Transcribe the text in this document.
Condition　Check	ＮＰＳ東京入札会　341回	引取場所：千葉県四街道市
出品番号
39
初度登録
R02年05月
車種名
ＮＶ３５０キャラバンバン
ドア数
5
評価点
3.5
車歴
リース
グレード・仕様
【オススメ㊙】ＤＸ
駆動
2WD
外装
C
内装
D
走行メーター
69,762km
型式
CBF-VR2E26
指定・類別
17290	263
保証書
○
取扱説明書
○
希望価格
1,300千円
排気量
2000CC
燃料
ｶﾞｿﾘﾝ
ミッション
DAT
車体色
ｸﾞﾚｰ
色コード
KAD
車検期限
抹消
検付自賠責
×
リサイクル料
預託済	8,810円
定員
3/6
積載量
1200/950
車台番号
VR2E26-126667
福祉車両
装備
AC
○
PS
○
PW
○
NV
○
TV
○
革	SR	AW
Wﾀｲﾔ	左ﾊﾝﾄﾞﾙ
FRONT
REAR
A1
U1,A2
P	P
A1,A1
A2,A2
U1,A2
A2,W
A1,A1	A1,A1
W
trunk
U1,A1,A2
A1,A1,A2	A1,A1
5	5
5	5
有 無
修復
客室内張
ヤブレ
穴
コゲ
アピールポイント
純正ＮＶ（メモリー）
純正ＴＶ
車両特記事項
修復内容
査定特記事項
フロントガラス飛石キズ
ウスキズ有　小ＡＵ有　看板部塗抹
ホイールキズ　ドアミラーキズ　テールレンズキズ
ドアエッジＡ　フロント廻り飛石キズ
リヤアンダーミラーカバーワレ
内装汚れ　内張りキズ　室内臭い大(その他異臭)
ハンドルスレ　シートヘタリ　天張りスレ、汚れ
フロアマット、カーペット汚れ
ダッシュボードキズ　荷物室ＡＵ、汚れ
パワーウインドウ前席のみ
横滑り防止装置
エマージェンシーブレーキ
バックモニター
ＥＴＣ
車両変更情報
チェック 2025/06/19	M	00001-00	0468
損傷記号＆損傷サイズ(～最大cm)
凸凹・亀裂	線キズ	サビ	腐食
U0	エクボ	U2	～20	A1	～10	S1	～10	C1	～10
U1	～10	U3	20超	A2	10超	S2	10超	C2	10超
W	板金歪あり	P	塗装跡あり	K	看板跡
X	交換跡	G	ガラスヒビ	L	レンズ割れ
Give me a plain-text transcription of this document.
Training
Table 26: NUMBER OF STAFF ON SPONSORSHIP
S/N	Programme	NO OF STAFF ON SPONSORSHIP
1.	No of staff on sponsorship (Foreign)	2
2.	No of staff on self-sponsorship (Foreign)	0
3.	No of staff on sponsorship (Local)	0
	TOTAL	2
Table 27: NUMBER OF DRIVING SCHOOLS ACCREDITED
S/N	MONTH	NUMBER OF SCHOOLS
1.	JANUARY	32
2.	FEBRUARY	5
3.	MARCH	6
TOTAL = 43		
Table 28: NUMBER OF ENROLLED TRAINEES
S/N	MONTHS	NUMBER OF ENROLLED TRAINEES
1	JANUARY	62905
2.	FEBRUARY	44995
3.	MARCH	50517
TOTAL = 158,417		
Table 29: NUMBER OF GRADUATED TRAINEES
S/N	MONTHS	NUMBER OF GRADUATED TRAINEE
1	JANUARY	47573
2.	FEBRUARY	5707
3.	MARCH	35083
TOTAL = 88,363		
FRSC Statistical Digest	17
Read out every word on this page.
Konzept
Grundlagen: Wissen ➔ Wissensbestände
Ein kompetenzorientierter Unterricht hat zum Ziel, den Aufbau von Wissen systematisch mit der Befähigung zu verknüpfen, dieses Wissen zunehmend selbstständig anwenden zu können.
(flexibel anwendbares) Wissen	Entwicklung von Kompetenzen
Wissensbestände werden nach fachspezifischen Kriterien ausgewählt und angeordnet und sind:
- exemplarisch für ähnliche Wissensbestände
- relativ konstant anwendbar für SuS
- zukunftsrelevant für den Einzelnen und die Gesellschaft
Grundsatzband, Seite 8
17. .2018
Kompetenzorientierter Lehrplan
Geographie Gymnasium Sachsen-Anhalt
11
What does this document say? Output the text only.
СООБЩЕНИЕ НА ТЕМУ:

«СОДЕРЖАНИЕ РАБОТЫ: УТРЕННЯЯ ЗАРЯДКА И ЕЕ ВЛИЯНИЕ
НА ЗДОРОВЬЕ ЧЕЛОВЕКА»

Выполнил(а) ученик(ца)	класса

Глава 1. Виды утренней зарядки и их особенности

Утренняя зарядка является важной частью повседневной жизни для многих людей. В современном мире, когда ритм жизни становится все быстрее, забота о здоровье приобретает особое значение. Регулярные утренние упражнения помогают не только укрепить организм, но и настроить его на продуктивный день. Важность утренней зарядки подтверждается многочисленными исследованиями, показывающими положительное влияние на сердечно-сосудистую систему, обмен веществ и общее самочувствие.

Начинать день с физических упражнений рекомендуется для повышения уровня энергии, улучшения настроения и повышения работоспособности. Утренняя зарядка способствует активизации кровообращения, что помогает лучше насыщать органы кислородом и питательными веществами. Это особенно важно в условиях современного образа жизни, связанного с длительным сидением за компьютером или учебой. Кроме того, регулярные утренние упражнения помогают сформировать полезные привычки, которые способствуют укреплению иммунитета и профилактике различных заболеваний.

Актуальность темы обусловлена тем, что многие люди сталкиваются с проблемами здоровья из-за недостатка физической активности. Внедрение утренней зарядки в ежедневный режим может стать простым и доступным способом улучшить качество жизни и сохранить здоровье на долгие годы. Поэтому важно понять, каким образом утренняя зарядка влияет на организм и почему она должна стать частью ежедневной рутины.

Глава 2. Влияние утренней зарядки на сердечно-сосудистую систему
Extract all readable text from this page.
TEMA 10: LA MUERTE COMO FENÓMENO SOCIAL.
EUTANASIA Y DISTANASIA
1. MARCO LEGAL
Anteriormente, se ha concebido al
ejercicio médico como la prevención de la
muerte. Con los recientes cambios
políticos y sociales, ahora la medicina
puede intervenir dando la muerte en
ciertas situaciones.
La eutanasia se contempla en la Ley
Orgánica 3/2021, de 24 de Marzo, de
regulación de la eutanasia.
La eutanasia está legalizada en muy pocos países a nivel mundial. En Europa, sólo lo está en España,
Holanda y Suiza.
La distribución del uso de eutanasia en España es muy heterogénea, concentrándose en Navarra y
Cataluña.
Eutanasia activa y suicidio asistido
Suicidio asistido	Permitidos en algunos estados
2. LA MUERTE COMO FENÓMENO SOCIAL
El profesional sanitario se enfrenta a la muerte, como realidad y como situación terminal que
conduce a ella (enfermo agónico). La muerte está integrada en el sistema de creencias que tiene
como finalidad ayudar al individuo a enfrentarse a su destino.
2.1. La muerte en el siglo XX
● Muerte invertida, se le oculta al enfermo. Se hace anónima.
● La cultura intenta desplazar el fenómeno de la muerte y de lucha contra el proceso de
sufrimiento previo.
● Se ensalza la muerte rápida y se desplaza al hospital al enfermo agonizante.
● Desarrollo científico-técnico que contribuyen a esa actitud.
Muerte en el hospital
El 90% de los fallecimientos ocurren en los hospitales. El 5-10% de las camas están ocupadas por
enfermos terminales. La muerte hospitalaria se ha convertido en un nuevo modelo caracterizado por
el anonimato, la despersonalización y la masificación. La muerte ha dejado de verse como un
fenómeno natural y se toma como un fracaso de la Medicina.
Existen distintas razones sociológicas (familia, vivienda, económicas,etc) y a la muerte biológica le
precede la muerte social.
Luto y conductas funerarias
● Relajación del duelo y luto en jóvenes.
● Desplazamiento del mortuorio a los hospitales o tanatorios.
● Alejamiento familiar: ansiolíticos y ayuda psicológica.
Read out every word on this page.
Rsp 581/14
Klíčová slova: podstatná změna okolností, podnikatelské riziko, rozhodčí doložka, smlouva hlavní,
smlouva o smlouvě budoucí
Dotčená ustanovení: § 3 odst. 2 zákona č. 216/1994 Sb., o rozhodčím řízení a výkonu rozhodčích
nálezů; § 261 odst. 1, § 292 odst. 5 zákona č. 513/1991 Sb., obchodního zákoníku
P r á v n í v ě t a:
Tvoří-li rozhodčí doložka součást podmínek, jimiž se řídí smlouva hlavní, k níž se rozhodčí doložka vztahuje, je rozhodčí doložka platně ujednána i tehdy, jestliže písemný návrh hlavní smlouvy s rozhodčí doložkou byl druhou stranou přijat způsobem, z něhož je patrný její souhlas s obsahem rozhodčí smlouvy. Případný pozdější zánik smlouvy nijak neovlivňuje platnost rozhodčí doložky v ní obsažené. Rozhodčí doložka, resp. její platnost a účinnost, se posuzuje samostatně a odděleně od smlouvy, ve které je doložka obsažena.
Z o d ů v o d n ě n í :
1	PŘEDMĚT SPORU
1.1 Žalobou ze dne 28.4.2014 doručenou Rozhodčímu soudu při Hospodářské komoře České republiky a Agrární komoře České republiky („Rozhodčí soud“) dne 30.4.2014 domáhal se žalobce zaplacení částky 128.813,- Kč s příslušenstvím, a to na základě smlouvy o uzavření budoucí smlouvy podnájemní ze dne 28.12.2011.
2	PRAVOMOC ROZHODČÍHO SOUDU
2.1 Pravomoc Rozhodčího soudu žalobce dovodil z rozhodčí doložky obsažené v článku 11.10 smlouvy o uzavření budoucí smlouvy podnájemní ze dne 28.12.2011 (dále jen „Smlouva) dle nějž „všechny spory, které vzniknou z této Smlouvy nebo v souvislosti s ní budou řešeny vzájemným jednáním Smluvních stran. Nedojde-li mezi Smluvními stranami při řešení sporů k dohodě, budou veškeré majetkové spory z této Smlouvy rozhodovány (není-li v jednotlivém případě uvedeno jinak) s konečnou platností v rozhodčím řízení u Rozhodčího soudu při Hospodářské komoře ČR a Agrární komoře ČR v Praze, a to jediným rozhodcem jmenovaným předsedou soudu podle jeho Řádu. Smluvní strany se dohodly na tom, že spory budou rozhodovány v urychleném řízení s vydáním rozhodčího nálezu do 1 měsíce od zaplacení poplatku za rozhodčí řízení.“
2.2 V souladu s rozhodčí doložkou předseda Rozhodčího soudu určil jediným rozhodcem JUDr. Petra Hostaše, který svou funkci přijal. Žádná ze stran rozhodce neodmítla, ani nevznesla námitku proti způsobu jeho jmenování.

GOAL OF THE EXERCISE
Go over the records above and tally each line that includes "hospitales". Give the total by itself.

OUTPUT FOR THIS TASK
2